[start]

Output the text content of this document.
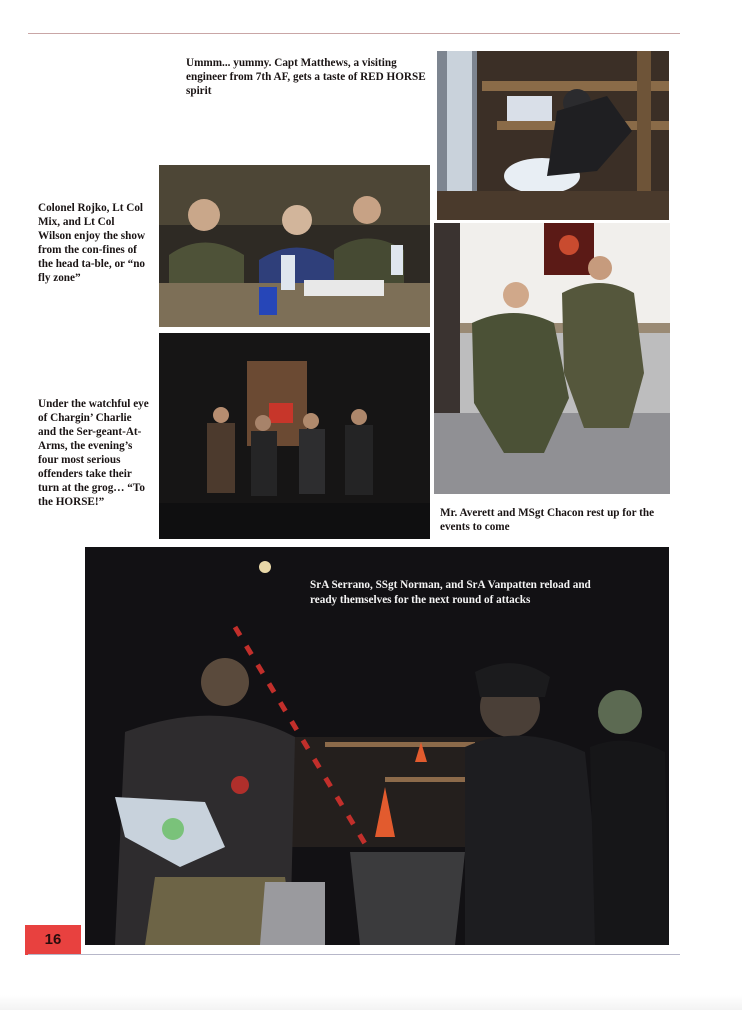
Ummm... yummy. Capt Matthews, a visiting engineer from 7th AF, gets a taste of RED HORSE spirit

Colonel Rojko, Lt Col Mix, and Lt Col Wilson enjoy the show from the con-fines of the head ta-ble, or “no fly zone”

Under the watchful eye of Chargin’ Charlie and the Ser-geant-At-Arms, the evening’s four most serious offenders take their turn at the grog… “To the HORSE!”

Mr. Averett and MSgt Chacon rest up for the events to come

SrA Serrano, SSgt Norman, and SrA Vanpatten reload and ready themselves for the next round of attacks

16
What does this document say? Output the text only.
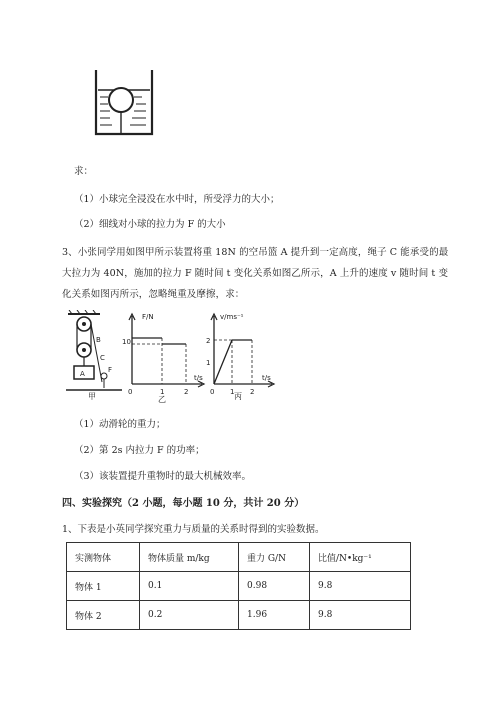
求：
（1）小球完全浸没在水中时，所受浮力的大小；
（2）细线对小球的拉力为 F 的大小
3、小张同学用如图甲所示装置将重 18N 的空吊篮 A 提升到一定高度，绳子 C 能承受的最大拉力为 40N，施加的拉力 F 随时间 t 变化关系如图乙所示，A 上升的速度 v 随时间 t 变化关系如图丙所示，忽略绳重及摩擦，求：
C
B
A	F
甲
F/N
t/s
10
0	1	2
乙
v/ms⁻¹
t/s
2
1
0 1 2
丙
（1）动滑轮的重力；
（2）第 2s 内拉力 F 的功率；
（3）该装置提升重物时的最大机械效率。
四、实验探究（2 小题，每小题 10 分，共计 20 分）
1、下表是小英同学探究重力与质量的关系时得到的实验数据。
实测物体	物体质量 m/kg	重力 G/N	比值/N•kg⁻¹
物体 1	0.1	0.98	9.8
物体 2	0.2	1.96	9.8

[end]

■ Exercise prompt
Look through the records and gather every line containing "Output".

■ Completed exercise
Output the text content of this document.
What does this document say? Output the text only.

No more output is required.